— Start of Given data —

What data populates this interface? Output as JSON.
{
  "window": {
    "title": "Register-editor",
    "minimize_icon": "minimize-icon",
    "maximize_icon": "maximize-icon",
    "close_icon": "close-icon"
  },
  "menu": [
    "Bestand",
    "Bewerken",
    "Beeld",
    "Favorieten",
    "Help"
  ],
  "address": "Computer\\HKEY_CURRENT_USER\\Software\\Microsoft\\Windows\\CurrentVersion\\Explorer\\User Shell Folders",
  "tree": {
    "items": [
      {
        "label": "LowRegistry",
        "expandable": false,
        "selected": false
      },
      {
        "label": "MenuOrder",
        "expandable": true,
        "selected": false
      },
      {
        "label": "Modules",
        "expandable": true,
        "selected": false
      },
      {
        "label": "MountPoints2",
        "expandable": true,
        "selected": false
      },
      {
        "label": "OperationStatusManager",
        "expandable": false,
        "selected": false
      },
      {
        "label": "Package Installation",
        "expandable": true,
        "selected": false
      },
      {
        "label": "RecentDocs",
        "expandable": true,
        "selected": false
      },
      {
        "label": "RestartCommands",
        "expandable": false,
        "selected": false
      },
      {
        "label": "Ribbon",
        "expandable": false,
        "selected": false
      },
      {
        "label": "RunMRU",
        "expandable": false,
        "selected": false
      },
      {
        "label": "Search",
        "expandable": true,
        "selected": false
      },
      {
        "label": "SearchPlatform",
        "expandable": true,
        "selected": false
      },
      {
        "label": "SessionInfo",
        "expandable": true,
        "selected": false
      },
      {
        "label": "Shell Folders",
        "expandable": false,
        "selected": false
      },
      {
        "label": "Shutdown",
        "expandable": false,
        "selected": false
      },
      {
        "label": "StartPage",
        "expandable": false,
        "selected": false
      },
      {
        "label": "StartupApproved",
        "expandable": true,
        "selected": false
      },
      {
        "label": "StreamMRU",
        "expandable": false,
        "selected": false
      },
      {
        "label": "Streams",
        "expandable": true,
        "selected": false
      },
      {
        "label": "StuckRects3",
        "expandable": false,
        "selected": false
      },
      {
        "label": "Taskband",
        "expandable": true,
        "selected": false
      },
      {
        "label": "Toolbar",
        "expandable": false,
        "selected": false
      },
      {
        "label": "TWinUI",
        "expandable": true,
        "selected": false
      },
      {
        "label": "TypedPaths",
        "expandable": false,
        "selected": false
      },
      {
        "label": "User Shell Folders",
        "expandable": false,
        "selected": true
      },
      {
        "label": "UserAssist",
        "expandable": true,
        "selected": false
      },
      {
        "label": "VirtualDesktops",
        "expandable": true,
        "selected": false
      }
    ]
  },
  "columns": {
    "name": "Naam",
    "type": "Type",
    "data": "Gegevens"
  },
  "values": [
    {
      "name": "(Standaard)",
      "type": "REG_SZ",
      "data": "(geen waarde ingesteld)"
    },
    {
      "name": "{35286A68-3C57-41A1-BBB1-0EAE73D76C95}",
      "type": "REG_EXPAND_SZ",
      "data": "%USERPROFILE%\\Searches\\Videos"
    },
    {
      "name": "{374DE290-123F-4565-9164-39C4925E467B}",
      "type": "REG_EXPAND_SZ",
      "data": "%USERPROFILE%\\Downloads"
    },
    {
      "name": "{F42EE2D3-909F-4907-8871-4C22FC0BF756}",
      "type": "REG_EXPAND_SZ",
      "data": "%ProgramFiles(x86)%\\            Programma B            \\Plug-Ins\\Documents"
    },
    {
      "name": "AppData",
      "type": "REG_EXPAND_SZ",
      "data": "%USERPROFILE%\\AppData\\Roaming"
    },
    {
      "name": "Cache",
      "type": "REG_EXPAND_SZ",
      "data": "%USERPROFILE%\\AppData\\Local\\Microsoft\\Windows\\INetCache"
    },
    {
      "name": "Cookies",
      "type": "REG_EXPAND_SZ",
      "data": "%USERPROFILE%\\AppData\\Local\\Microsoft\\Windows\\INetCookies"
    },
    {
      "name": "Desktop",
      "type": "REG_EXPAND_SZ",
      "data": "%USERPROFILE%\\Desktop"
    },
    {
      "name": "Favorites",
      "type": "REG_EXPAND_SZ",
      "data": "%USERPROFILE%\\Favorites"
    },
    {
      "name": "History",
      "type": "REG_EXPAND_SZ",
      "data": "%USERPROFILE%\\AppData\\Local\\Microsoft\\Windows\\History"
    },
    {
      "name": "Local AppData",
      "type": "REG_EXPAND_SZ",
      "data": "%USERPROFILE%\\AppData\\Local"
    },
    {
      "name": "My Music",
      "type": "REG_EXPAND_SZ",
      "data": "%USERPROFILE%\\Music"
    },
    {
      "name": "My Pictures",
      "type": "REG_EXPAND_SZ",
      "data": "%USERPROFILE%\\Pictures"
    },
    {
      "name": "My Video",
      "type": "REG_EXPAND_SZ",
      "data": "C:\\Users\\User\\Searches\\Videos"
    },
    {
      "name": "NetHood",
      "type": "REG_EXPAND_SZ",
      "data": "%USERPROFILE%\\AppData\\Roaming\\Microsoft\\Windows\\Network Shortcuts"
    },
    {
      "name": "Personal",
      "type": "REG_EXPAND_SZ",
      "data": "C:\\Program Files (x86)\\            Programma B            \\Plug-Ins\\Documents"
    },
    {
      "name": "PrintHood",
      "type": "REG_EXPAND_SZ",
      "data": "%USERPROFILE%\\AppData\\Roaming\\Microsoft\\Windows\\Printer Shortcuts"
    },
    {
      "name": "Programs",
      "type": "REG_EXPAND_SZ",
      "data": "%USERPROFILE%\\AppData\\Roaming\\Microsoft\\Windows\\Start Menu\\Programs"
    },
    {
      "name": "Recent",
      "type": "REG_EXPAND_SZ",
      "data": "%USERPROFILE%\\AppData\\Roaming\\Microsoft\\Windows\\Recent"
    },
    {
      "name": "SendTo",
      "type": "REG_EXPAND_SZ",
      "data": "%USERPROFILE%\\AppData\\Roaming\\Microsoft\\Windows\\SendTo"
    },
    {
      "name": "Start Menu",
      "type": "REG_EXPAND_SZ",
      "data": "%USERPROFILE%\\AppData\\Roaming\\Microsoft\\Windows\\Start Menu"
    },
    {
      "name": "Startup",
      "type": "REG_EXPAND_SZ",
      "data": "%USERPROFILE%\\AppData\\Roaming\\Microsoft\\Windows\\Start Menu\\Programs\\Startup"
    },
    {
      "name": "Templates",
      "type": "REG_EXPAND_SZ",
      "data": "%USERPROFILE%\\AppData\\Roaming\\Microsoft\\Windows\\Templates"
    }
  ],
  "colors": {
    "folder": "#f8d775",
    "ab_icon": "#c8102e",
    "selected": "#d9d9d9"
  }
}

— End of Given data —

Retype the listing. Match it exactly.

● Task response
What data populates this interface? Output as JSON.
{
  "window": {
    "title": "Register-editor",
    "minimize_icon": "minimize-icon",
    "maximize_icon": "maximize-icon",
    "close_icon": "close-icon"
  },
  "menu": [
    "Bestand",
    "Bewerken",
    "Beeld",
    "Favorieten",
    "Help"
  ],
  "address": "Computer\\HKEY_CURRENT_USER\\Software\\Microsoft\\Windows\\CurrentVersion\\Explorer\\User Shell Folders",
  "tree": {
    "items": [
      {
        "label": "LowRegistry",
        "expandable": false,
        "selected": false
      },
      {
        "label": "MenuOrder",
        "expandable": true,
        "selected": false
      },
      {
        "label": "Modules",
        "expandable": true,
        "selected": false
      },
      {
        "label": "MountPoints2",
        "expandable": true,
        "selected": false
      },
      {
        "label": "OperationStatusManager",
        "expandable": false,
        "selected": false
      },
      {
        "label": "Package Installation",
        "expandable": true,
        "selected": false
      },
      {
        "label": "RecentDocs",
        "expandable": true,
        "selected": false
      },
      {
        "label": "RestartCommands",
        "expandable": false,
        "selected": false
      },
      {
        "label": "Ribbon",
        "expandable": false,
        "selected": false
      },
      {
        "label": "RunMRU",
        "expandable": false,
        "selected": false
      },
      {
        "label": "Search",
        "expandable": true,
        "selected": false
      },
      {
        "label": "SearchPlatform",
        "expandable": true,
        "selected": false
      },
      {
        "label": "SessionInfo",
        "expandable": true,
        "selected": false
      },
      {
        "label": "Shell Folders",
        "expandable": false,
        "selected": false
      },
      {
        "label": "Shutdown",
        "expandable": false,
        "selected": false
      },
      {
        "label": "StartPage",
        "expandable": false,
        "selected": false
      },
      {
        "label": "StartupApproved",
        "expandable": true,
        "selected": false
      },
      {
        "label": "StreamMRU",
        "expandable": false,
        "selected": false
      },
      {
        "label": "Streams",
        "expandable": true,
        "selected": false
      },
      {
        "label": "StuckRects3",
        "expandable": false,
        "selected": false
      },
      {
        "label": "Taskband",
        "expandable": true,
        "selected": false
      },
      {
        "label": "Toolbar",
        "expandable": false,
        "selected": false
      },
      {
        "label": "TWinUI",
        "expandable": true,
        "selected": false
      },
      {
        "label": "TypedPaths",
        "expandable": false,
        "selected": false
      },
      {
        "label": "User Shell Folders",
        "expandable": false,
        "selected": true
      },
      {
        "label": "UserAssist",
        "expandable": true,
        "selected": false
      },
      {
        "label": "VirtualDesktops",
        "expandable": true,
        "selected": false
      }
    ]
  },
  "columns": {
    "name": "Naam",
    "type": "Type",
    "data": "Gegevens"
  },
  "values": [
    {
      "name": "(Standaard)",
      "type": "REG_SZ",
      "data": "(geen waarde ingesteld)"
    },
    {
      "name": "{35286A68-3C57-41A1-BBB1-0EAE73D76C95}",
      "type": "REG_EXPAND_SZ",
      "data": "%USERPROFILE%\\Searches\\Videos"
    },
    {
      "name": "{374DE290-123F-4565-9164-39C4925E467B}",
      "type": "REG_EXPAND_SZ",
      "data": "%USERPROFILE%\\Downloads"
    },
    {
      "name": "{F42EE2D3-909F-4907-8871-4C22FC0BF756}",
      "type": "REG_EXPAND_SZ",
      "data": "%ProgramFiles(x86)%\\            Programma B            \\Plug-Ins\\Documents"
    },
    {
      "name": "AppData",
      "type": "REG_EXPAND_SZ",
      "data": "%USERPROFILE%\\AppData\\Roaming"
    },
    {
      "name": "Cache",
      "type": "REG_EXPAND_SZ",
      "data": "%USERPROFILE%\\AppData\\Local\\Microsoft\\Windows\\INetCache"
    },
    {
      "name": "Cookies",
      "type": "REG_EXPAND_SZ",
      "data": "%USERPROFILE%\\AppData\\Local\\Microsoft\\Windows\\INetCookies"
    },
    {
      "name": "Desktop",
      "type": "REG_EXPAND_SZ",
      "data": "%USERPROFILE%\\Desktop"
    },
    {
      "name": "Favorites",
      "type": "REG_EXPAND_SZ",
      "data": "%USERPROFILE%\\Favorites"
    },
    {
      "name": "History",
      "type": "REG_EXPAND_SZ",
      "data": "%USERPROFILE%\\AppData\\Local\\Microsoft\\Windows\\History"
    },
    {
      "name": "Local AppData",
      "type": "REG_EXPAND_SZ",
      "data": "%USERPROFILE%\\AppData\\Local"
    },
    {
      "name": "My Music",
      "type": "REG_EXPAND_SZ",
      "data": "%USERPROFILE%\\Music"
    },
    {
      "name": "My Pictures",
      "type": "REG_EXPAND_SZ",
      "data": "%USERPROFILE%\\Pictures"
    },
    {
      "name": "My Video",
      "type": "REG_EXPAND_SZ",
      "data": "C:\\Users\\User\\Searches\\Videos"
    },
    {
      "name": "NetHood",
      "type": "REG_EXPAND_SZ",
      "data": "%USERPROFILE%\\AppData\\Roaming\\Microsoft\\Windows\\Network Shortcuts"
    },
    {
      "name": "Personal",
      "type": "REG_EXPAND_SZ",
      "data": "C:\\Program Files (x86)\\            Programma B            \\Plug-Ins\\Documents"
    },
    {
      "name": "PrintHood",
      "type": "REG_EXPAND_SZ",
      "data": "%USERPROFILE%\\AppData\\Roaming\\Microsoft\\Windows\\Printer Shortcuts"
    },
    {
      "name": "Programs",
      "type": "REG_EXPAND_SZ",
      "data": "%USERPROFILE%\\AppData\\Roaming\\Microsoft\\Windows\\Start Menu\\Programs"
    },
    {
      "name": "Recent",
      "type": "REG_EXPAND_SZ",
      "data": "%USERPROFILE%\\AppData\\Roaming\\Microsoft\\Windows\\Recent"
    },
    {
      "name": "SendTo",
      "type": "REG_EXPAND_SZ",
      "data": "%USERPROFILE%\\AppData\\Roaming\\Microsoft\\Windows\\SendTo"
    },
    {
      "name": "Start Menu",
      "type": "REG_EXPAND_SZ",
      "data": "%USERPROFILE%\\AppData\\Roaming\\Microsoft\\Windows\\Start Menu"
    },
    {
      "name": "Startup",
      "type": "REG_EXPAND_SZ",
      "data": "%USERPROFILE%\\AppData\\Roaming\\Microsoft\\Windows\\Start Menu\\Programs\\Startup"
    },
    {
      "name": "Templates",
      "type": "REG_EXPAND_SZ",
      "data": "%USERPROFILE%\\AppData\\Roaming\\Microsoft\\Windows\\Templates"
    }
  ],
  "colors": {
    "folder": "#f8d775",
    "ab_icon": "#c8102e",
    "selected": "#d9d9d9"
  }
}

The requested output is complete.